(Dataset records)
======

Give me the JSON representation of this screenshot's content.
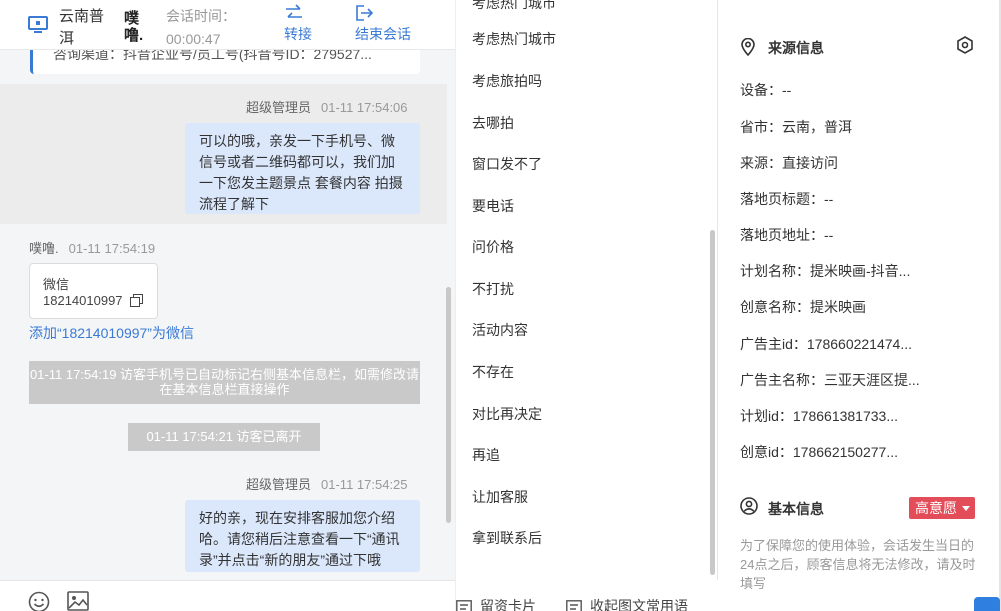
{
  "header": {
    "location": "云南普洱",
    "visitor_name": "噗噜.",
    "time_label": "会话时间：",
    "time_value": "00:00:47",
    "transfer_label": "转接",
    "end_label": "结束会话",
    "accent": "#3a7ad5"
  },
  "chat": {
    "prev_card_text": "咨询渠道：抖音企业号/员工号(抖音号ID：279527...",
    "messages": [
      {
        "sender": "超级管理员",
        "time": "01-11 17:54:06",
        "text": "可以的哦，亲发一下手机号、微信号或者二维码都可以，我们加一下您发主题景点 套餐内容 拍摄流程了解下"
      },
      {
        "sender": "噗噜.",
        "time": "01-11 17:54:19",
        "card_title": "微信",
        "card_value": "18214010997"
      },
      {
        "sender": "超级管理员",
        "time": "01-11 17:54:25",
        "text": "好的亲，现在安排客服加您介绍哈。请您稍后注意查看一下“通讯录”并点击“新的朋友”通过下哦"
      }
    ],
    "add_wechat_link": "添加“18214010997”为微信",
    "system_note_1": "01-11 17:54:19 访客手机号已自动标记右侧基本信息栏，如需修改请在基本信息栏直接操作",
    "system_note_2": "01-11 17:54:21 访客已离开",
    "toolbar_icons": [
      "smile-icon",
      "image-icon"
    ]
  },
  "quick_replies": {
    "items": [
      "考虑热门城市",
      "考虑旅拍吗",
      "去哪拍",
      "窗口发不了",
      "要电话",
      "问价格",
      "不打扰",
      "活动内容",
      "不存在",
      "对比再决定",
      "再追",
      "让加客服",
      "拿到联系后"
    ],
    "footer_card": "留资卡片",
    "footer_collapse": "收起图文常用语"
  },
  "info": {
    "source_title": "来源信息",
    "source_fields": [
      "设备：--",
      "省市：云南，普洱",
      "来源：直接访问",
      "落地页标题：--",
      "落地页地址：--",
      "计划名称：提米映画-抖音...",
      "创意名称：提米映画",
      "广告主id：178660221474...",
      "广告主名称：三亚天涯区提...",
      "计划id：178661381733...",
      "创意id：178662150277..."
    ],
    "basic_title": "基本信息",
    "intent_badge": "高意愿",
    "intent_color": "#e34d59",
    "notice": "为了保障您的使用体验，会话发生当日的24点之后，顾客信息将无法修改，请及时填写"
  }
}
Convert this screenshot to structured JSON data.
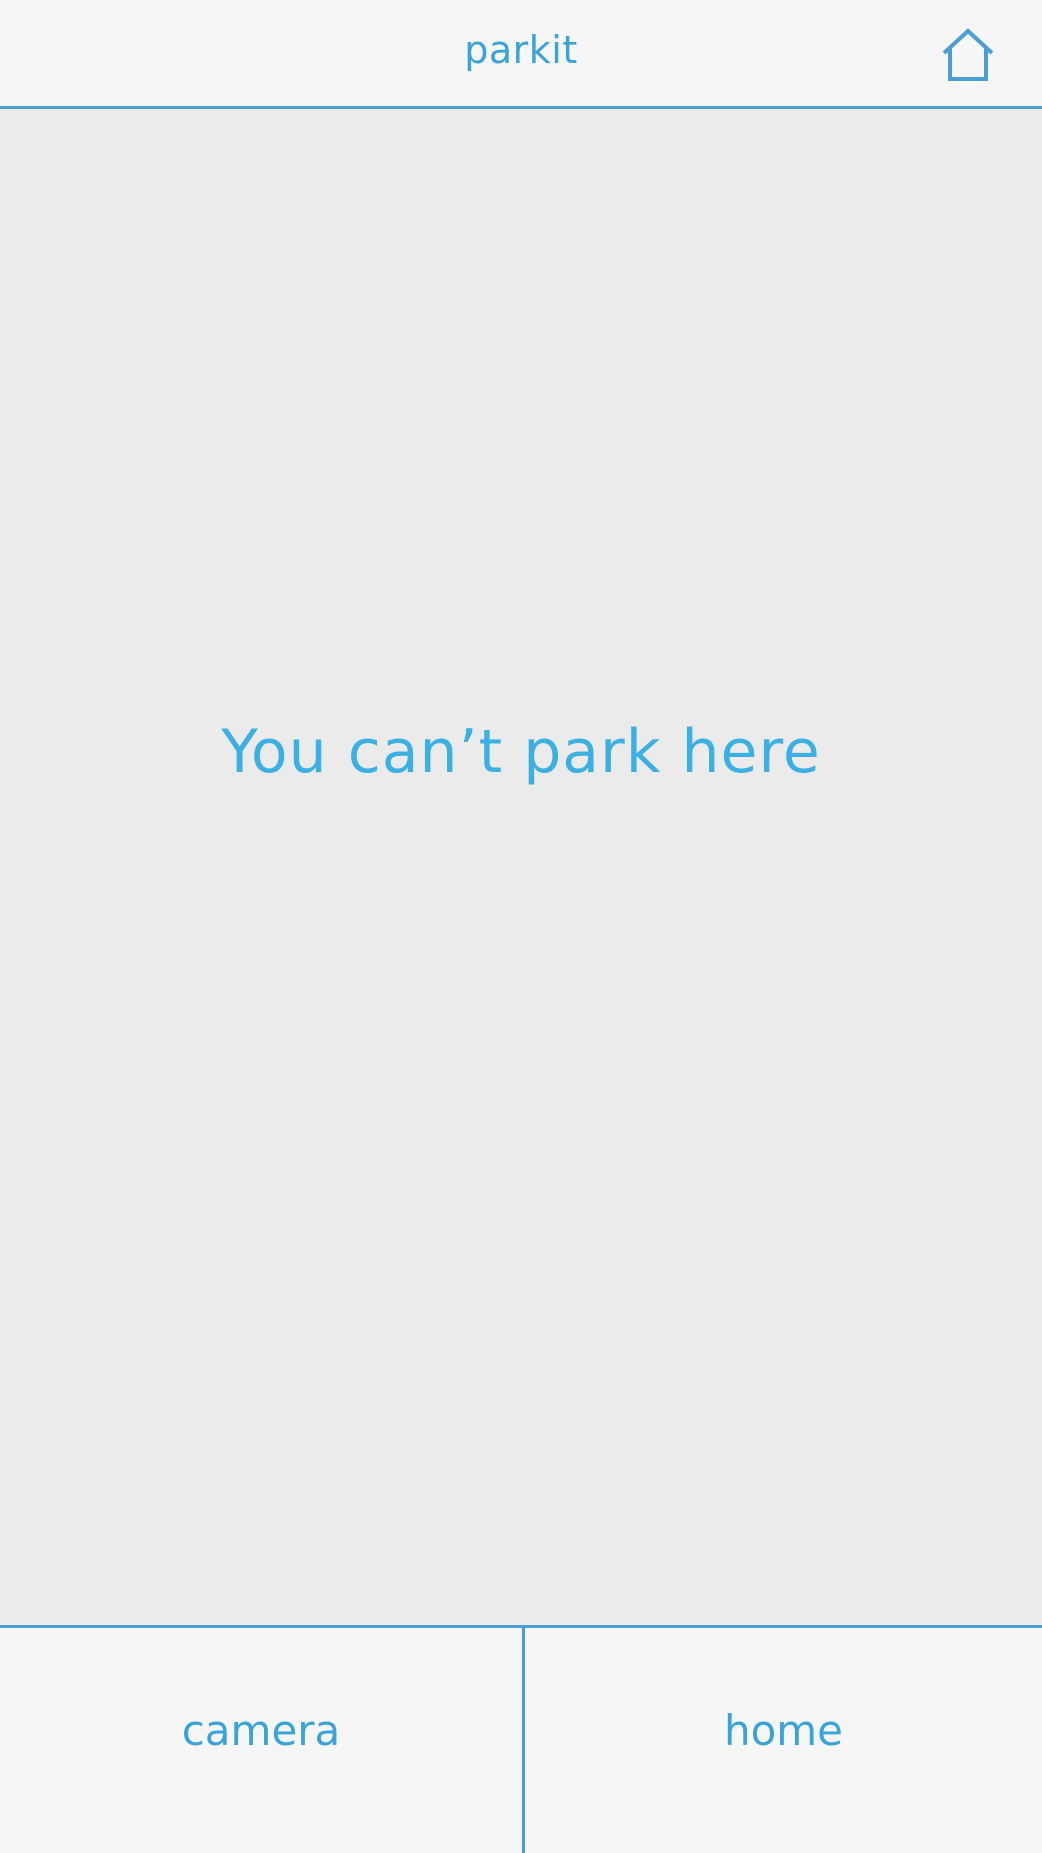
{
  "header": {
    "title": "parkit",
    "home_icon": "home-icon"
  },
  "main": {
    "message": "You can’t park here"
  },
  "footer": {
    "tabs": [
      {
        "label": "camera"
      },
      {
        "label": "home"
      }
    ]
  },
  "colors": {
    "accent": "#3aa3da",
    "divider": "#4a9fd4",
    "bar_background": "#f6f6f6",
    "content_background": "#ebebeb"
  }
}
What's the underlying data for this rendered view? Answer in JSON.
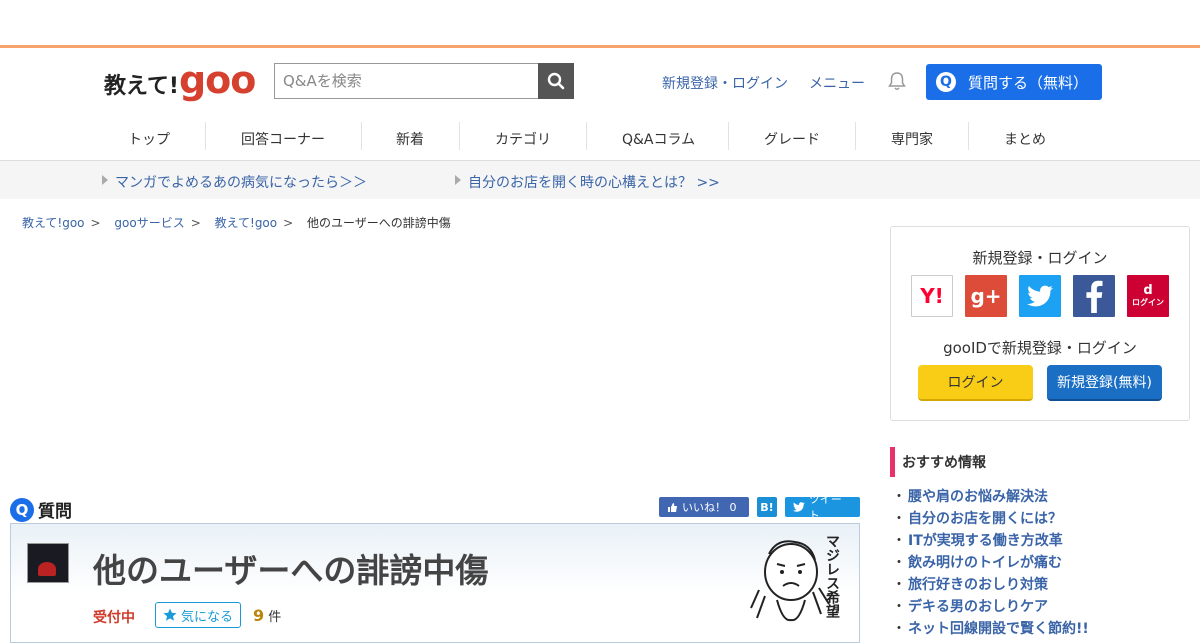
{
  "header": {
    "logo_text": "教えて!",
    "logo_goo": "goo",
    "search_placeholder": "Q&Aを検索",
    "register_login": "新規登録・ログイン",
    "menu": "メニュー",
    "ask_button": "質問する（無料）",
    "ask_badge": "Q"
  },
  "nav": [
    "トップ",
    "回答コーナー",
    "新着",
    "カテゴリ",
    "Q&Aコラム",
    "グレード",
    "専門家",
    "まとめ"
  ],
  "promos": [
    "マンガでよめるあの病気になったら＞＞",
    "自分のお店を開く時の心構えとは？ >>"
  ],
  "breadcrumb": [
    "教えて!goo",
    "gooサービス",
    "教えて!goo",
    "他のユーザーへの誹謗中傷"
  ],
  "question": {
    "badge": "Q",
    "label": "質問",
    "title": "他のユーザーへの誹謗中傷",
    "status": "受付中",
    "favorite": "気になる",
    "count": "9",
    "count_unit": "件",
    "stamp_text": "マジレス希望"
  },
  "share": {
    "like": "いいね！ 0",
    "hatena": "B!",
    "tweet": "ツイート"
  },
  "sidebar": {
    "login_title": "新規登録・ログイン",
    "sns": [
      "Y!",
      "g+",
      "twitter",
      "facebook",
      "dログイン"
    ],
    "docomo_small": "ログイン",
    "gooid_title": "gooIDで新規登録・ログイン",
    "login_button": "ログイン",
    "register_button": "新規登録(無料)",
    "reco_title": "おすすめ情報",
    "reco_items": [
      "腰や肩のお悩み解決法",
      "自分のお店を開くには？",
      "ITが実現する働き方改革",
      "飲み明けのトイレが痛む",
      "旅行好きのおしり対策",
      "デキる男のおしりケア",
      "ネット回線開設で賢く節約!!"
    ]
  },
  "colors": {
    "accent_orange": "#f5a46b",
    "brand_red": "#d6402e",
    "ask_blue": "#1a6fe8",
    "link_blue": "#3a64a8",
    "status_red": "#d03a2a",
    "reco_pink": "#e8306a"
  }
}
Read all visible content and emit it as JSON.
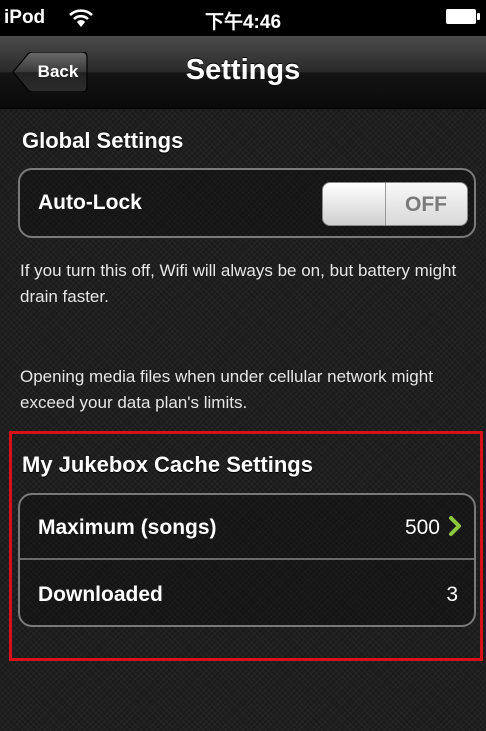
{
  "status_bar": {
    "carrier": "iPod",
    "wifi_icon": "wifi-icon",
    "time": "下午4:46",
    "battery_icon": "battery-icon"
  },
  "nav": {
    "back_label": "Back",
    "title": "Settings"
  },
  "global_settings": {
    "header": "Global Settings",
    "auto_lock": {
      "label": "Auto-Lock",
      "state": "OFF",
      "on": false
    },
    "footer1": "If you turn this off, Wifi will always be on, but battery might drain faster.",
    "footer2": "Opening media files when under cellular network might exceed your data plan's limits."
  },
  "cache_settings": {
    "header": "My Jukebox Cache Settings",
    "rows": [
      {
        "label": "Maximum (songs)",
        "value": "500",
        "disclosure": true
      },
      {
        "label": "Downloaded",
        "value": "3",
        "disclosure": false
      }
    ]
  },
  "colors": {
    "highlight": "#d8101a",
    "chevron": "#8dc63f"
  }
}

======

→ WRITTEN EXERCISE
Transcribe the entries above verbatim, omitting their pictures.

→ FINISHED TASK
Give me the JSON representation of this screenshot's content.
{
  "header": {
    "location": "云南普洱",
    "visitor_name": "噗噜.",
    "time_label": "会话时间：",
    "time_value": "00:00:47",
    "transfer_label": "转接",
    "end_label": "结束会话",
    "accent": "#3a7ad5"
  },
  "chat": {
    "prev_card_text": "咨询渠道：抖音企业号/员工号(抖音号ID：279527...",
    "messages": [
      {
        "sender": "超级管理员",
        "time": "01-11 17:54:06",
        "text": "可以的哦，亲发一下手机号、微信号或者二维码都可以，我们加一下您发主题景点 套餐内容 拍摄流程了解下"
      },
      {
        "sender": "噗噜.",
        "time": "01-11 17:54:19",
        "card_title": "微信",
        "card_value": "18214010997"
      },
      {
        "sender": "超级管理员",
        "time": "01-11 17:54:25",
        "text": "好的亲，现在安排客服加您介绍哈。请您稍后注意查看一下“通讯录”并点击“新的朋友”通过下哦"
      }
    ],
    "add_wechat_link": "添加“18214010997”为微信",
    "system_note_1": "01-11 17:54:19 访客手机号已自动标记右侧基本信息栏，如需修改请在基本信息栏直接操作",
    "system_note_2": "01-11 17:54:21 访客已离开",
    "toolbar_icons": [
      "smile-icon",
      "image-icon"
    ]
  },
  "quick_replies": {
    "items": [
      "考虑热门城市",
      "考虑旅拍吗",
      "去哪拍",
      "窗口发不了",
      "要电话",
      "问价格",
      "不打扰",
      "活动内容",
      "不存在",
      "对比再决定",
      "再追",
      "让加客服",
      "拿到联系后"
    ],
    "footer_card": "留资卡片",
    "footer_collapse": "收起图文常用语"
  },
  "info": {
    "source_title": "来源信息",
    "source_fields": [
      "设备：--",
      "省市：云南，普洱",
      "来源：直接访问",
      "落地页标题：--",
      "落地页地址：--",
      "计划名称：提米映画-抖音...",
      "创意名称：提米映画",
      "广告主id：178660221474...",
      "广告主名称：三亚天涯区提...",
      "计划id：178661381733...",
      "创意id：178662150277..."
    ],
    "basic_title": "基本信息",
    "intent_badge": "高意愿",
    "intent_color": "#e34d59",
    "notice": "为了保障您的使用体验，会话发生当日的24点之后，顾客信息将无法修改，请及时填写"
  }
}
Convert this screenshot to structured JSON data.
{
  "header": {
    "title": "parkit",
    "home_icon": "home-icon"
  },
  "main": {
    "message": "You can’t park here"
  },
  "footer": {
    "tabs": [
      {
        "label": "camera"
      },
      {
        "label": "home"
      }
    ]
  },
  "colors": {
    "accent": "#3aa3da",
    "divider": "#4a9fd4",
    "bar_background": "#f6f6f6",
    "content_background": "#ebebeb"
  }
}
What's the underlying data for this rendered view? Answer in JSON.
{
  "header": {
    "logo_text": "教えて!",
    "logo_goo": "goo",
    "search_placeholder": "Q&Aを検索",
    "register_login": "新規登録・ログイン",
    "menu": "メニュー",
    "ask_button": "質問する（無料）",
    "ask_badge": "Q"
  },
  "nav": [
    "トップ",
    "回答コーナー",
    "新着",
    "カテゴリ",
    "Q&Aコラム",
    "グレード",
    "専門家",
    "まとめ"
  ],
  "promos": [
    "マンガでよめるあの病気になったら＞＞",
    "自分のお店を開く時の心構えとは？ >>"
  ],
  "breadcrumb": [
    "教えて!goo",
    "gooサービス",
    "教えて!goo",
    "他のユーザーへの誹謗中傷"
  ],
  "question": {
    "badge": "Q",
    "label": "質問",
    "title": "他のユーザーへの誹謗中傷",
    "status": "受付中",
    "favorite": "気になる",
    "count": "9",
    "count_unit": "件",
    "stamp_text": "マジレス希望"
  },
  "share": {
    "like": "いいね！ 0",
    "hatena": "B!",
    "tweet": "ツイート"
  },
  "sidebar": {
    "login_title": "新規登録・ログイン",
    "sns": [
      "Y!",
      "g+",
      "twitter",
      "facebook",
      "dログイン"
    ],
    "docomo_small": "ログイン",
    "gooid_title": "gooIDで新規登録・ログイン",
    "login_button": "ログイン",
    "register_button": "新規登録(無料)",
    "reco_title": "おすすめ情報",
    "reco_items": [
      "腰や肩のお悩み解決法",
      "自分のお店を開くには？",
      "ITが実現する働き方改革",
      "飲み明けのトイレが痛む",
      "旅行好きのおしり対策",
      "デキる男のおしりケア",
      "ネット回線開設で賢く節約!!"
    ]
  },
  "colors": {
    "accent_orange": "#f5a46b",
    "brand_red": "#d6402e",
    "ask_blue": "#1a6fe8",
    "link_blue": "#3a64a8",
    "status_red": "#d03a2a",
    "reco_pink": "#e8306a"
  }
}
Read all visible content and emit it as JSON.
{
  "status_bar": {
    "carrier": "iPod",
    "wifi_icon": "wifi-icon",
    "time": "下午4:46",
    "battery_icon": "battery-icon"
  },
  "nav": {
    "back_label": "Back",
    "title": "Settings"
  },
  "global_settings": {
    "header": "Global Settings",
    "auto_lock": {
      "label": "Auto-Lock",
      "state": "OFF",
      "on": false
    },
    "footer1": "If you turn this off, Wifi will always be on, but battery might drain faster.",
    "footer2": "Opening media files when under cellular network might exceed your data plan's limits."
  },
  "cache_settings": {
    "header": "My Jukebox Cache Settings",
    "rows": [
      {
        "label": "Maximum (songs)",
        "value": "500",
        "disclosure": true
      },
      {
        "label": "Downloaded",
        "value": "3",
        "disclosure": false
      }
    ]
  },
  "colors": {
    "highlight": "#d8101a",
    "chevron": "#8dc63f"
  }
}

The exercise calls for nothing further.